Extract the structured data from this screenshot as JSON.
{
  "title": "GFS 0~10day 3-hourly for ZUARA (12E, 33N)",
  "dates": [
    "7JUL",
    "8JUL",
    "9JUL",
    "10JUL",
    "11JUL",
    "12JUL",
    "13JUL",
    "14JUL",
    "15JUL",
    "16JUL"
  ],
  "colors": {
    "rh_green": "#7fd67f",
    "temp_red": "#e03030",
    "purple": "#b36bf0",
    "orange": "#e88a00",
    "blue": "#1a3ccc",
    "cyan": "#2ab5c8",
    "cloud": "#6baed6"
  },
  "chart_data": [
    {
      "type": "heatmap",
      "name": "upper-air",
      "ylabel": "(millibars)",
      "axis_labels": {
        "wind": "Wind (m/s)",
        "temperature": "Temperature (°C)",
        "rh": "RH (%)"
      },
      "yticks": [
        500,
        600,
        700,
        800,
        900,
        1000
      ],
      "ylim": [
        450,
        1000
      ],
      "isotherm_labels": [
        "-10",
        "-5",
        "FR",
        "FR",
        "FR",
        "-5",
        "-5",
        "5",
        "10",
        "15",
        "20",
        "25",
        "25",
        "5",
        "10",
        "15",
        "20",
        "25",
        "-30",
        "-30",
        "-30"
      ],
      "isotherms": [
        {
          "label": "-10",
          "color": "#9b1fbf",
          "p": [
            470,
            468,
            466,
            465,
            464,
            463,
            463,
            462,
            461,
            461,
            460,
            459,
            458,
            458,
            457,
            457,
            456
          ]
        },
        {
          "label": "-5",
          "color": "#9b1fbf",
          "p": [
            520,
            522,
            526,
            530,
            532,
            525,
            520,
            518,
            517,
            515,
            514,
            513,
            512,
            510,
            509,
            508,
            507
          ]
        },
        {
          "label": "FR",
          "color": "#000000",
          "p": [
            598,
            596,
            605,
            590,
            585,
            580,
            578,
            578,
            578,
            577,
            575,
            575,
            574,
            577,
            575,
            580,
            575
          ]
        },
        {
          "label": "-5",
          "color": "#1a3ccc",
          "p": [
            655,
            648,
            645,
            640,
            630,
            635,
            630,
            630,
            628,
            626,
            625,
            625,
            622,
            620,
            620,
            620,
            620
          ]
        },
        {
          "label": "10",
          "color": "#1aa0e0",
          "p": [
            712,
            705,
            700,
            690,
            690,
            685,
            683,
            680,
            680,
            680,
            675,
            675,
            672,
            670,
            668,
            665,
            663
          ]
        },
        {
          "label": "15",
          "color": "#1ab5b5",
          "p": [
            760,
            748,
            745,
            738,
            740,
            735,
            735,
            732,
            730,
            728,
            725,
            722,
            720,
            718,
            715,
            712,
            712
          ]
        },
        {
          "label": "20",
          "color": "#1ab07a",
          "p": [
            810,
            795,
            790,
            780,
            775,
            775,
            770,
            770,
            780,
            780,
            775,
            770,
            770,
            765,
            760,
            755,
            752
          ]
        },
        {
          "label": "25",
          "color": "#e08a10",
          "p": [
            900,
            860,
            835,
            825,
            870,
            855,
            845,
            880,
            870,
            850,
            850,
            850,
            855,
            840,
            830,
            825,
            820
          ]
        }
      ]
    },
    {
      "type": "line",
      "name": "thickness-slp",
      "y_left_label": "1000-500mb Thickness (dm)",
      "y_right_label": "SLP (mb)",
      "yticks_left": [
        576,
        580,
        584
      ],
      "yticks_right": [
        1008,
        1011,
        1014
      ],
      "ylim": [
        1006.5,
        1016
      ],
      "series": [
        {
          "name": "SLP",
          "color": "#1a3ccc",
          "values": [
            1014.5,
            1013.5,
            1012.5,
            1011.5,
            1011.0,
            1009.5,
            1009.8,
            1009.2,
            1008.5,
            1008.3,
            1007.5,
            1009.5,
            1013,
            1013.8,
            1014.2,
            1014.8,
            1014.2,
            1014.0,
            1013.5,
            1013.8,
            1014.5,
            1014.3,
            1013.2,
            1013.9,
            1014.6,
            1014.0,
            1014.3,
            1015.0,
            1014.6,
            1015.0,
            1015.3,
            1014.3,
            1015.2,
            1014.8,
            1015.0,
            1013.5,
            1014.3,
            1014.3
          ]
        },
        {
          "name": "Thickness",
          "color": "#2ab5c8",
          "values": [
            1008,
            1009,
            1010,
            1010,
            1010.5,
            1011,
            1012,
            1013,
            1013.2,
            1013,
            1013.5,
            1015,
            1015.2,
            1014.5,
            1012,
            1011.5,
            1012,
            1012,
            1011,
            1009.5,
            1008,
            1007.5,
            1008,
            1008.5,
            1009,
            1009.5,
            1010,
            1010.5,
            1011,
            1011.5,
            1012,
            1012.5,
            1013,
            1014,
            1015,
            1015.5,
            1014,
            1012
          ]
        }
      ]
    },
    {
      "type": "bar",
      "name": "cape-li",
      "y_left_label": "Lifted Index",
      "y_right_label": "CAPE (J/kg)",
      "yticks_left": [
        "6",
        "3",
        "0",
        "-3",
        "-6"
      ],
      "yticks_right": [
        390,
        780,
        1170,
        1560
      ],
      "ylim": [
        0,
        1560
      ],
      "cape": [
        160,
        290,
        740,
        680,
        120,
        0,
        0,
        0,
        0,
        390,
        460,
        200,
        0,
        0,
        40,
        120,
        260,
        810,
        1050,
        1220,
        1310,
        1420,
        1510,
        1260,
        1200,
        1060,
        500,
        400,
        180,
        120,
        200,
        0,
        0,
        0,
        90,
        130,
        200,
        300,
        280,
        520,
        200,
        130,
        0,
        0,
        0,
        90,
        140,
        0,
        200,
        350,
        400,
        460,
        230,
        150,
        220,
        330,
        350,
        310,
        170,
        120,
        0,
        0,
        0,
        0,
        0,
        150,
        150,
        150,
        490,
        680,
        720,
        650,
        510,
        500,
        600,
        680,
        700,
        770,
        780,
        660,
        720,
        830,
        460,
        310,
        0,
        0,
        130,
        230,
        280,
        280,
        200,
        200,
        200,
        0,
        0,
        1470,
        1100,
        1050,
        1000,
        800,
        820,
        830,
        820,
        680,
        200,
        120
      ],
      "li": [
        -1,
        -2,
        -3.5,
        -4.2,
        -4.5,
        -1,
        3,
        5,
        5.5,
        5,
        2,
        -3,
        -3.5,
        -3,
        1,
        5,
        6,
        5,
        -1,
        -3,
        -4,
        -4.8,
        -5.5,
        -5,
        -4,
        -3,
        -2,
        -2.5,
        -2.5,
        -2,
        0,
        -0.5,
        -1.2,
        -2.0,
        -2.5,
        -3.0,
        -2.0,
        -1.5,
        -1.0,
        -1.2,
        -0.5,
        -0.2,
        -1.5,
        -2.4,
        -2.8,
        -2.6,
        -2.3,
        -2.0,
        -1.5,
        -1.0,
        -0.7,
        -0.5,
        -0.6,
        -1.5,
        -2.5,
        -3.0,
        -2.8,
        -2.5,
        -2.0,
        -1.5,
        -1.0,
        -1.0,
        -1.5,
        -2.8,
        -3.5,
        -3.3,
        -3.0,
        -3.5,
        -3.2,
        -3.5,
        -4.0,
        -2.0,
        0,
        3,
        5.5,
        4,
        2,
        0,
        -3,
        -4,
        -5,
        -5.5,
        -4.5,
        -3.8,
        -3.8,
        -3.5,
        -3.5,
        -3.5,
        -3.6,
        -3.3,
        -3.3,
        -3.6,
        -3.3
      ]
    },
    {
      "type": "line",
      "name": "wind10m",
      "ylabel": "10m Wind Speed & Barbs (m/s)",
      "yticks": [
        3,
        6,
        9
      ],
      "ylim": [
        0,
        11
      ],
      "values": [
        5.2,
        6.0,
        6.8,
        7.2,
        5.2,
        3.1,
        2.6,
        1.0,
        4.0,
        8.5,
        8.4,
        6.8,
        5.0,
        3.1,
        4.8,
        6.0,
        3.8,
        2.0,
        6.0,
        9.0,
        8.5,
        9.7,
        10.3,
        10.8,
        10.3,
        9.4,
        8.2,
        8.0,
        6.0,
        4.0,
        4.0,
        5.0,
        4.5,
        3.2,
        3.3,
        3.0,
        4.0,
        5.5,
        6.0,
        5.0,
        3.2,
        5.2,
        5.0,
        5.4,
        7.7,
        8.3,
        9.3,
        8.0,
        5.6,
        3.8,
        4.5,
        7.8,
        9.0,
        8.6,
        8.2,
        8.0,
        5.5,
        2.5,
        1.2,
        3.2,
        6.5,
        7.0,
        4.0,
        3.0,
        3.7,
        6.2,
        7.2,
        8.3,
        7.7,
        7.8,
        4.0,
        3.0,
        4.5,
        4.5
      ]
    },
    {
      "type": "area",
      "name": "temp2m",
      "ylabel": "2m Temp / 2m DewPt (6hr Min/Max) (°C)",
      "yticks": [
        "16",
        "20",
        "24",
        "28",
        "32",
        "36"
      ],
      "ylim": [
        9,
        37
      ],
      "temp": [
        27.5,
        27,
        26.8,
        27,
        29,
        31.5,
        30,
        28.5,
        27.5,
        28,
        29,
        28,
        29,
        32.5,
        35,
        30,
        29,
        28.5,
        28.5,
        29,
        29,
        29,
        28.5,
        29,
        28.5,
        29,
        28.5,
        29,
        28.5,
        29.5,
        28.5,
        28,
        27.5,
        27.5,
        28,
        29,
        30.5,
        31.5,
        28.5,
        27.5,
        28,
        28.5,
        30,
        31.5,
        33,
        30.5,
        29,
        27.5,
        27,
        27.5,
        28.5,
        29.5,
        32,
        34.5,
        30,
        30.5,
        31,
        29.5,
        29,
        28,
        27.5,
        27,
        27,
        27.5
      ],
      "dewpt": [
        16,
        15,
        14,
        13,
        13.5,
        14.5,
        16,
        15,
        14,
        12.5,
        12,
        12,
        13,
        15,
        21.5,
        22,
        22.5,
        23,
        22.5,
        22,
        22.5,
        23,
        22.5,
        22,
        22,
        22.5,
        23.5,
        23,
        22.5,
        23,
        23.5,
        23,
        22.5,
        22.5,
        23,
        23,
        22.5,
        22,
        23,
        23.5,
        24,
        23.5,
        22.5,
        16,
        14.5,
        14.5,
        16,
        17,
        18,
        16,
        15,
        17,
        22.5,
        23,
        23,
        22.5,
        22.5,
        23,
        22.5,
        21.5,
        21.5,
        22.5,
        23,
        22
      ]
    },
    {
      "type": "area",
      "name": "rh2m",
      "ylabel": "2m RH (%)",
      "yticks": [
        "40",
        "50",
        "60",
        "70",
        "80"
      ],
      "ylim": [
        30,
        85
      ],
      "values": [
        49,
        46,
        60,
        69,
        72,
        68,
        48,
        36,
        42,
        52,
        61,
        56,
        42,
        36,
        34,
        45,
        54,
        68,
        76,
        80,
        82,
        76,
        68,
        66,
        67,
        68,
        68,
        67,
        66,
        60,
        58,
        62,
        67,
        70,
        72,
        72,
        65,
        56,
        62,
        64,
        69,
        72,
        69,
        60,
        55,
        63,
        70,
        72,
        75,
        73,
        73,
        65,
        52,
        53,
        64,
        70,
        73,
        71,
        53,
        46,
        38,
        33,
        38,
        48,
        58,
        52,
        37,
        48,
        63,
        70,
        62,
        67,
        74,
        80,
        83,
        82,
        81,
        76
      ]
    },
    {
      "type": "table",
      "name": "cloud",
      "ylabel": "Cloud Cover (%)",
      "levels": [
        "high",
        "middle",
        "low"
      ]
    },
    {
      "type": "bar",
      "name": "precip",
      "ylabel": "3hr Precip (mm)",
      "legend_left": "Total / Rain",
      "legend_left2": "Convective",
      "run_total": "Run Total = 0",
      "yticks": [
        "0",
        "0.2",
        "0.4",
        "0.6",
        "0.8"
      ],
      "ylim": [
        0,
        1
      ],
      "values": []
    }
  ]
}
------------------------------------------------------------------------
# [What the task requires]
Go through the data and count each line that has the word "name", then give the total alone.

# [Finished answer]
10